- [DATA PROVIDED]:
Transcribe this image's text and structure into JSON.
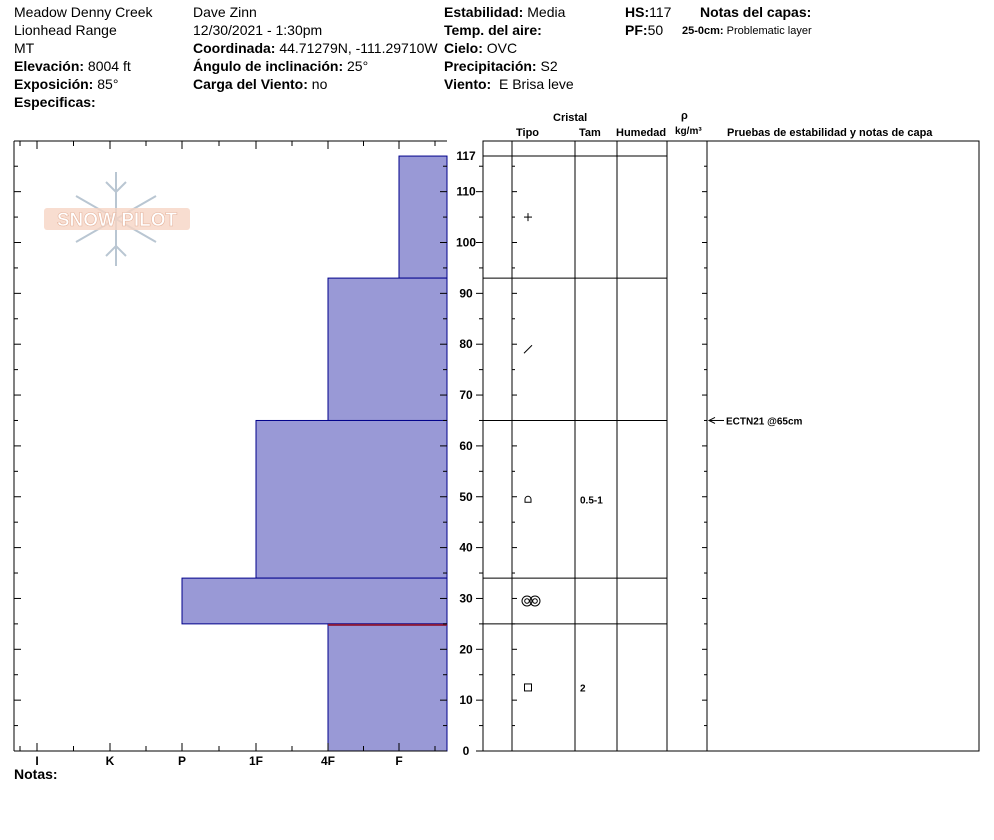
{
  "header": {
    "location": "Meadow Denny Creek",
    "range": "Lionhead Range",
    "state": "MT",
    "elevation_label": "Elevación:",
    "elevation": "8004 ft",
    "aspect_label": "Exposición:",
    "aspect": "85°",
    "specifics_label": "Especificas:",
    "observer": "Dave Zinn",
    "datetime": "12/30/2021 - 1:30pm",
    "coord_label": "Coordinada:",
    "coord": "44.71279N, -111.29710W",
    "slope_label": "Ángulo de inclinación:",
    "slope": "25°",
    "wind_load_label": "Carga del Viento:",
    "wind_load": "no",
    "stability_label": "Estabilidad:",
    "stability": "Media",
    "air_temp_label": "Temp. del aire:",
    "sky_label": "Cielo:",
    "sky": "OVC",
    "precip_label": "Precipitación:",
    "precip": "S2",
    "wind_label": "Viento:",
    "wind": "E Brisa leve",
    "hs_label": "HS:",
    "hs": "117",
    "pf_label": "PF:",
    "pf": "50",
    "layer_notes_label": "Notas del capas:",
    "layer_note_depth": "25-0cm:",
    "layer_note_text": "Problematic layer"
  },
  "logo_text": "SNOW PILOT",
  "notes_label": "Notas:",
  "columns": {
    "crystal": "Cristal",
    "type": "Tipo",
    "size": "Tam",
    "moisture": "Humedad",
    "rho": "ρ",
    "density_unit": "kg/m³",
    "tests": "Pruebas de estabilidad y notas de capa"
  },
  "colors": {
    "profile_fill": "#9999d6",
    "profile_stroke": "#00008b",
    "problem_line": "#8b1a3a"
  },
  "chart_data": {
    "type": "bar",
    "orientation": "horizontal-step",
    "hardness_scale": [
      "I",
      "K",
      "P",
      "1F",
      "4F",
      "F"
    ],
    "y_ticks": [
      0,
      10,
      20,
      30,
      40,
      50,
      60,
      70,
      80,
      90,
      100,
      110
    ],
    "y_top_label": "117",
    "ylim": [
      0,
      117
    ],
    "layers": [
      {
        "bottom": 93,
        "top": 117,
        "hardness": 5,
        "type_symbol": "+",
        "size": ""
      },
      {
        "bottom": 65,
        "top": 93,
        "hardness": 4,
        "type_symbol": "/",
        "size": ""
      },
      {
        "bottom": 34,
        "top": 65,
        "hardness": 3,
        "type_symbol": "rounded",
        "size": "0.5-1"
      },
      {
        "bottom": 25,
        "top": 34,
        "hardness": 2,
        "type_symbol": "double-circle",
        "size": ""
      },
      {
        "bottom": 0,
        "top": 25,
        "hardness": 4,
        "type_symbol": "square",
        "size": "2"
      }
    ],
    "problem_layer_depth": 25,
    "tests": [
      {
        "depth": 65,
        "label": "ECTN21 @65cm"
      }
    ]
  }
}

- [INSTRUCTIONS FOR THE TASK]: From the listing above, print every entry precisely and drop the pictures.

- [COMPLETED TASK]:
Transcribe this image's text and structure into JSON.
{
  "header": {
    "location": "Meadow Denny Creek",
    "range": "Lionhead Range",
    "state": "MT",
    "elevation_label": "Elevación:",
    "elevation": "8004 ft",
    "aspect_label": "Exposición:",
    "aspect": "85°",
    "specifics_label": "Especificas:",
    "observer": "Dave Zinn",
    "datetime": "12/30/2021 - 1:30pm",
    "coord_label": "Coordinada:",
    "coord": "44.71279N, -111.29710W",
    "slope_label": "Ángulo de inclinación:",
    "slope": "25°",
    "wind_load_label": "Carga del Viento:",
    "wind_load": "no",
    "stability_label": "Estabilidad:",
    "stability": "Media",
    "air_temp_label": "Temp. del aire:",
    "sky_label": "Cielo:",
    "sky": "OVC",
    "precip_label": "Precipitación:",
    "precip": "S2",
    "wind_label": "Viento:",
    "wind": "E Brisa leve",
    "hs_label": "HS:",
    "hs": "117",
    "pf_label": "PF:",
    "pf": "50",
    "layer_notes_label": "Notas del capas:",
    "layer_note_depth": "25-0cm:",
    "layer_note_text": "Problematic layer"
  },
  "logo_text": "SNOW PILOT",
  "notes_label": "Notas:",
  "columns": {
    "crystal": "Cristal",
    "type": "Tipo",
    "size": "Tam",
    "moisture": "Humedad",
    "rho": "ρ",
    "density_unit": "kg/m³",
    "tests": "Pruebas de estabilidad y notas de capa"
  },
  "colors": {
    "profile_fill": "#9999d6",
    "profile_stroke": "#00008b",
    "problem_line": "#8b1a3a"
  },
  "chart_data": {
    "type": "bar",
    "orientation": "horizontal-step",
    "hardness_scale": [
      "I",
      "K",
      "P",
      "1F",
      "4F",
      "F"
    ],
    "y_ticks": [
      0,
      10,
      20,
      30,
      40,
      50,
      60,
      70,
      80,
      90,
      100,
      110
    ],
    "y_top_label": "117",
    "ylim": [
      0,
      117
    ],
    "layers": [
      {
        "bottom": 93,
        "top": 117,
        "hardness": 5,
        "type_symbol": "+",
        "size": ""
      },
      {
        "bottom": 65,
        "top": 93,
        "hardness": 4,
        "type_symbol": "/",
        "size": ""
      },
      {
        "bottom": 34,
        "top": 65,
        "hardness": 3,
        "type_symbol": "rounded",
        "size": "0.5-1"
      },
      {
        "bottom": 25,
        "top": 34,
        "hardness": 2,
        "type_symbol": "double-circle",
        "size": ""
      },
      {
        "bottom": 0,
        "top": 25,
        "hardness": 4,
        "type_symbol": "square",
        "size": "2"
      }
    ],
    "problem_layer_depth": 25,
    "tests": [
      {
        "depth": 65,
        "label": "ECTN21 @65cm"
      }
    ]
  }
}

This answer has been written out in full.